_TO BE DONE_
Gather up every line that includes the string "представляются".

_EXCERPTED DATA_
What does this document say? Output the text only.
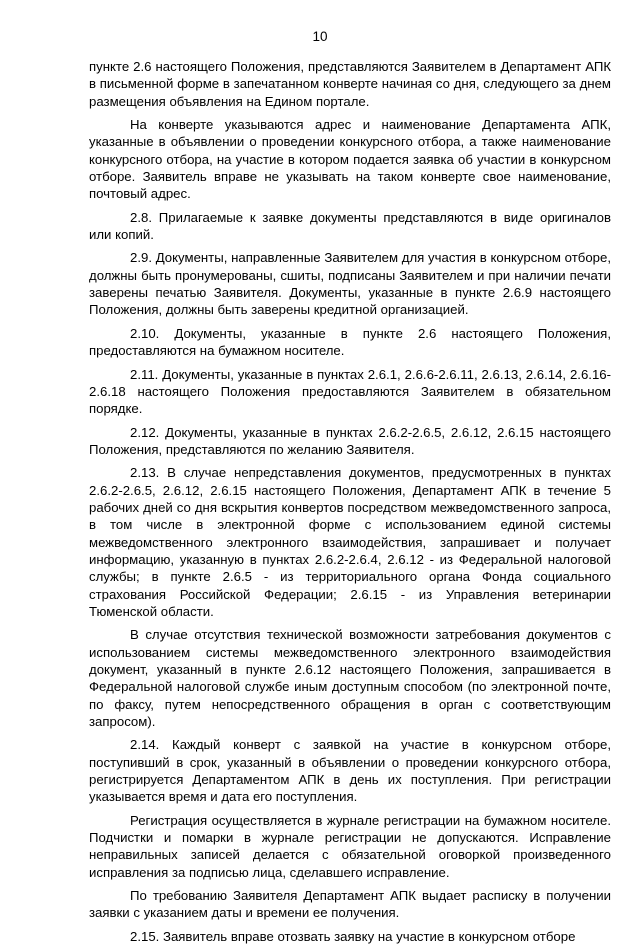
10

пункте 2.6 настоящего Положения, представляются Заявителем в Департамент АПК в письменной форме в запечатанном конверте начиная со дня, следующего за днем размещения объявления на Едином портале.

На конверте указываются адрес и наименование Департамента АПК, указанные в объявлении о проведении конкурсного отбора, а также наименование конкурсного отбора, на участие в котором подается заявка об участии в конкурсном отборе. Заявитель вправе не указывать на таком конверте свое наименование, почтовый адрес.

2.8. Прилагаемые к заявке документы представляются в виде оригиналов или копий.

2.9. Документы, направленные Заявителем для участия в конкурсном отборе, должны быть пронумерованы, сшиты, подписаны Заявителем и при наличии печати заверены печатью Заявителя. Документы, указанные в пункте 2.6.9 настоящего Положения, должны быть заверены кредитной организацией.

2.10. Документы, указанные в пункте 2.6 настоящего Положения, предоставляются на бумажном носителе.

2.11. Документы, указанные в пунктах 2.6.1, 2.6.6-2.6.11, 2.6.13, 2.6.14, 2.6.16-2.6.18 настоящего Положения предоставляются Заявителем в обязательном порядке.

2.12. Документы, указанные в пунктах 2.6.2-2.6.5, 2.6.12, 2.6.15 настоящего Положения, представляются по желанию Заявителя.

2.13. В случае непредставления документов, предусмотренных в пунктах 2.6.2-2.6.5, 2.6.12, 2.6.15 настоящего Положения, Департамент АПК в течение 5 рабочих дней со дня вскрытия конвертов посредством межведомственного запроса, в том числе в электронной форме с использованием единой системы межведомственного электронного взаимодействия, запрашивает и получает информацию, указанную в пунктах 2.6.2-2.6.4, 2.6.12 - из Федеральной налоговой службы; в пункте 2.6.5 - из территориального органа Фонда социального страхования Российской Федерации; 2.6.15 - из Управления ветеринарии Тюменской области.

В случае отсутствия технической возможности затребования документов с использованием системы межведомственного электронного взаимодействия документ, указанный в пункте 2.6.12 настоящего Положения, запрашивается в Федеральной налоговой службе иным доступным способом (по электронной почте, по факсу, путем непосредственного обращения в орган с соответствующим запросом).

2.14. Каждый конверт с заявкой на участие в конкурсном отборе, поступивший в срок, указанный в объявлении о проведении конкурсного отбора, регистрируется Департаментом АПК в день их поступления. При регистрации указывается время и дата его поступления.

Регистрация осуществляется в журнале регистрации на бумажном носителе. Подчистки и помарки в журнале регистрации не допускаются. Исправление неправильных записей делается с обязательной оговоркой произведенного исправления за подписью лица, сделавшего исправление.

По требованию Заявителя Департамент АПК выдает расписку в получении заявки с указанием даты и времени ее получения.

2.15. Заявитель вправе отозвать заявку на участие в конкурсном отборе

_THE REPLY_
пункте 2.6 настоящего Положения, представляются Заявителем в Департамент АПК в письменной форме в запечатанном конверте начиная со дня, следующего за днем размещения объявления на Едином портале.
2.8. Прилагаемые к заявке документы представляются в виде оригиналов или копий.
2.12. Документы, указанные в пунктах 2.6.2-2.6.5, 2.6.12, 2.6.15 настоящего Положения, представляются по желанию Заявителя.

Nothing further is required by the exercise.